--- TASK INPUTS ---

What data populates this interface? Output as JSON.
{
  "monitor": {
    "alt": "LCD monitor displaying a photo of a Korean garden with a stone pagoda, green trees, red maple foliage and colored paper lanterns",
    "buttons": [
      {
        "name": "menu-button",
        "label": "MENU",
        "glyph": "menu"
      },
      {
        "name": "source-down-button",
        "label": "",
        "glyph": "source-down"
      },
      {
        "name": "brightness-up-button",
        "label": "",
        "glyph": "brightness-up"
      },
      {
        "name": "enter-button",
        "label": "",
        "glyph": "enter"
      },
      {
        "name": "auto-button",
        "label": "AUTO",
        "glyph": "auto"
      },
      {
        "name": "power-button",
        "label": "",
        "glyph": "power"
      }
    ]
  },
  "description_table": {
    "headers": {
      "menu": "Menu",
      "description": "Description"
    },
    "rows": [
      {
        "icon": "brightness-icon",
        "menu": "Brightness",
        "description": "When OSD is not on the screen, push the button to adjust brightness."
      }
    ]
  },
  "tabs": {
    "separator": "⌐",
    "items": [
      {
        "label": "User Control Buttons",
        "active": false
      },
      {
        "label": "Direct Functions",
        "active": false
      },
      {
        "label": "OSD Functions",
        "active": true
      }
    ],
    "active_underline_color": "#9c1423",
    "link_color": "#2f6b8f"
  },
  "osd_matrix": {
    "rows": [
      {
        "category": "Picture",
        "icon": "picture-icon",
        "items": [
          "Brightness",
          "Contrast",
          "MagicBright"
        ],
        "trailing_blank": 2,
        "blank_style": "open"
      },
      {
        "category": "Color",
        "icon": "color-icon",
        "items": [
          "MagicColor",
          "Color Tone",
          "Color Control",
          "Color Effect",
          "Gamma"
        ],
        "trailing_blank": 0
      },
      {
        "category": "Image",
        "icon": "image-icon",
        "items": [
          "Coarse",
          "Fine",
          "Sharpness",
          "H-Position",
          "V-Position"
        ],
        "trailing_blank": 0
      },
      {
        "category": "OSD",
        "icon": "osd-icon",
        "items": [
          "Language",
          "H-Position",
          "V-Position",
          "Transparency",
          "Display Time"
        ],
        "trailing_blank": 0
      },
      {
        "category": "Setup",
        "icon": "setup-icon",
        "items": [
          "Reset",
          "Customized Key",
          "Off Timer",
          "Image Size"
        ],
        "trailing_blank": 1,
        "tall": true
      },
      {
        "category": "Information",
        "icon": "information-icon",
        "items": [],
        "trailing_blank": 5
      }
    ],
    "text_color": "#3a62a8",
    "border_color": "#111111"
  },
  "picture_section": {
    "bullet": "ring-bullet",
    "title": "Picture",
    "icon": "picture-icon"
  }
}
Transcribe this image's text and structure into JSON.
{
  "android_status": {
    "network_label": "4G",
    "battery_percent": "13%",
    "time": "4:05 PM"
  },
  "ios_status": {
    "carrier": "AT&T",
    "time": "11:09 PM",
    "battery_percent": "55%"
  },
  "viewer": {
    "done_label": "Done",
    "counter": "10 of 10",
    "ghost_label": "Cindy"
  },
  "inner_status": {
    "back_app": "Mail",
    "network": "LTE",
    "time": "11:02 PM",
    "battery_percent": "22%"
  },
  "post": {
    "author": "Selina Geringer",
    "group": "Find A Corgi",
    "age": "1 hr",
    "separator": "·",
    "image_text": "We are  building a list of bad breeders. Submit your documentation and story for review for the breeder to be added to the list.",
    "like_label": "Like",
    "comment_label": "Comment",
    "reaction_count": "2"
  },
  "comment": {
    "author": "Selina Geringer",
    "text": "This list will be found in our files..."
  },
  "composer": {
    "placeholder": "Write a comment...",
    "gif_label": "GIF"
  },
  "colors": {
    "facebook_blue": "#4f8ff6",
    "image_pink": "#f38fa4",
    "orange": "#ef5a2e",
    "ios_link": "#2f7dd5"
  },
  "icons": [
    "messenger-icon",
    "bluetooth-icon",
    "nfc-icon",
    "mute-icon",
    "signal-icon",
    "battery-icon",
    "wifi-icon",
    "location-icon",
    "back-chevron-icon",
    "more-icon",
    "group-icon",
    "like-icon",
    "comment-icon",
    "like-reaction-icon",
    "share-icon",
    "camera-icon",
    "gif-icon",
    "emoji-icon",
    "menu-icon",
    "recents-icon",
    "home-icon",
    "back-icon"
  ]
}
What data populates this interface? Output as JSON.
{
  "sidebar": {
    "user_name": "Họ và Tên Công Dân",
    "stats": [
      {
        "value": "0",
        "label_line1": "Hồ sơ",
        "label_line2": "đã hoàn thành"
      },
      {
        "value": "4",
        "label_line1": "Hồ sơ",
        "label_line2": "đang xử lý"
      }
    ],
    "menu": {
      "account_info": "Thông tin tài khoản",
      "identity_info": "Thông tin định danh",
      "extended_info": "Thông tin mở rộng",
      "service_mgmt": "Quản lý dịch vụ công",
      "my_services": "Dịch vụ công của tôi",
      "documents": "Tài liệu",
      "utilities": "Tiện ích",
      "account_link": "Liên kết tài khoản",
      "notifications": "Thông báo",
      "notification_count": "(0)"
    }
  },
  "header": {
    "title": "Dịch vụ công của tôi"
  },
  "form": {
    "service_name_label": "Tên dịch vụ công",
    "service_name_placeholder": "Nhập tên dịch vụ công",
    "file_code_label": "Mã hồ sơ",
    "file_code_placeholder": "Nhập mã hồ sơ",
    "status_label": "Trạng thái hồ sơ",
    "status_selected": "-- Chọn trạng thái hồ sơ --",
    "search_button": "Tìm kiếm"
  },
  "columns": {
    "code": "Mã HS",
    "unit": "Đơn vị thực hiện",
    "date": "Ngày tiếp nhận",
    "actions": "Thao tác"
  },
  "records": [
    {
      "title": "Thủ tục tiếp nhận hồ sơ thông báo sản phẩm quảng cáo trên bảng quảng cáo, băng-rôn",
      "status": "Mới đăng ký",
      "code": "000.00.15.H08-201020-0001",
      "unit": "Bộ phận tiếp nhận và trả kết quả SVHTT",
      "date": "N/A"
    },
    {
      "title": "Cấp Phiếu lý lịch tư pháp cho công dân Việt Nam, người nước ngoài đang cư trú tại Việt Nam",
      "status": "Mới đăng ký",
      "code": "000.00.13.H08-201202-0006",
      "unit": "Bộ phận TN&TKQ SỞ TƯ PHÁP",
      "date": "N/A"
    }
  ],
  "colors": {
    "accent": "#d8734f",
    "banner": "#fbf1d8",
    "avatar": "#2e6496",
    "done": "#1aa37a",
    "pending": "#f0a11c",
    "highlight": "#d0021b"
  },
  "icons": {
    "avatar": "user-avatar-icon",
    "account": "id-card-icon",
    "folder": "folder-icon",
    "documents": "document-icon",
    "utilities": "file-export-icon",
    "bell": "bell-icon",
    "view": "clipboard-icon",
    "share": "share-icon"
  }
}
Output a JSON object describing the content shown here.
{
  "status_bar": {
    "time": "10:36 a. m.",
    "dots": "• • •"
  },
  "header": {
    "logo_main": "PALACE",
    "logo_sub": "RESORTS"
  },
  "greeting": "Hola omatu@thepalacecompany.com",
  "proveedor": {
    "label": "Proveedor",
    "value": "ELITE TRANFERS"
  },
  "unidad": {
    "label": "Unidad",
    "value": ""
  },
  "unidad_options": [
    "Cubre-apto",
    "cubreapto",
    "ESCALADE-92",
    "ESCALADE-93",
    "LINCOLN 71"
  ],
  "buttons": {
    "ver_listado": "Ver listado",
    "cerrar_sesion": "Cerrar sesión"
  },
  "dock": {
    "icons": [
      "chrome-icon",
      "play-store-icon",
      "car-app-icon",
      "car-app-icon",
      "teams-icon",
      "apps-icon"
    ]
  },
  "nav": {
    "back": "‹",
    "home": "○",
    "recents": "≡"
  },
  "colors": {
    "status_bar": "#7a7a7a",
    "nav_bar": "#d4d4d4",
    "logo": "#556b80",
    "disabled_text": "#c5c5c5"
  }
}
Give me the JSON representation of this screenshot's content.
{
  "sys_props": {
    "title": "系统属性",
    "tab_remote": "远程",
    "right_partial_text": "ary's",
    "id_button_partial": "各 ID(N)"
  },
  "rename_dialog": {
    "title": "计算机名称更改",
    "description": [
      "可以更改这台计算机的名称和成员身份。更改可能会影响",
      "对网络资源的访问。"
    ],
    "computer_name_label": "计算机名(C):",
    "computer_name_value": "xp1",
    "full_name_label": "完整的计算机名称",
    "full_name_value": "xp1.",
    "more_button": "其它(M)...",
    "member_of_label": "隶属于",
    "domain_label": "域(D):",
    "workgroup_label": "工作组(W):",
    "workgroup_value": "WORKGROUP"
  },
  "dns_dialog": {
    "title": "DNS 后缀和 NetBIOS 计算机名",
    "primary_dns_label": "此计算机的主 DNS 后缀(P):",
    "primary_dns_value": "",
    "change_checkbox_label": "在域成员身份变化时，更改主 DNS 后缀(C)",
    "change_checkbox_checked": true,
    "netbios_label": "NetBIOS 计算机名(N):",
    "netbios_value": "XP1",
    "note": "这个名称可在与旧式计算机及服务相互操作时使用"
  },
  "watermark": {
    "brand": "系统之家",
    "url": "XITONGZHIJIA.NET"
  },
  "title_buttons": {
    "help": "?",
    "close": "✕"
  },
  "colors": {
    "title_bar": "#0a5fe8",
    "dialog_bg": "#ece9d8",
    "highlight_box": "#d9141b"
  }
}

---

Give again only the lines starting at the one that contains "Give me the" and running to the end of the data.

Give me the JSON representation of this screenshot's content.
{
  "sys_props": {
    "title": "系统属性",
    "tab_remote": "远程",
    "right_partial_text": "ary's",
    "id_button_partial": "各 ID(N)"
  },
  "rename_dialog": {
    "title": "计算机名称更改",
    "description": [
      "可以更改这台计算机的名称和成员身份。更改可能会影响",
      "对网络资源的访问。"
    ],
    "computer_name_label": "计算机名(C):",
    "computer_name_value": "xp1",
    "full_name_label": "完整的计算机名称",
    "full_name_value": "xp1.",
    "more_button": "其它(M)...",
    "member_of_label": "隶属于",
    "domain_label": "域(D):",
    "workgroup_label": "工作组(W):",
    "workgroup_value": "WORKGROUP"
  },
  "dns_dialog": {
    "title": "DNS 后缀和 NetBIOS 计算机名",
    "primary_dns_label": "此计算机的主 DNS 后缀(P):",
    "primary_dns_value": "",
    "change_checkbox_label": "在域成员身份变化时，更改主 DNS 后缀(C)",
    "change_checkbox_checked": true,
    "netbios_label": "NetBIOS 计算机名(N):",
    "netbios_value": "XP1",
    "note": "这个名称可在与旧式计算机及服务相互操作时使用"
  },
  "watermark": {
    "brand": "系统之家",
    "url": "XITONGZHIJIA.NET"
  },
  "title_buttons": {
    "help": "?",
    "close": "✕"
  },
  "colors": {
    "title_bar": "#0a5fe8",
    "dialog_bg": "#ece9d8",
    "highlight_box": "#d9141b"
  }
}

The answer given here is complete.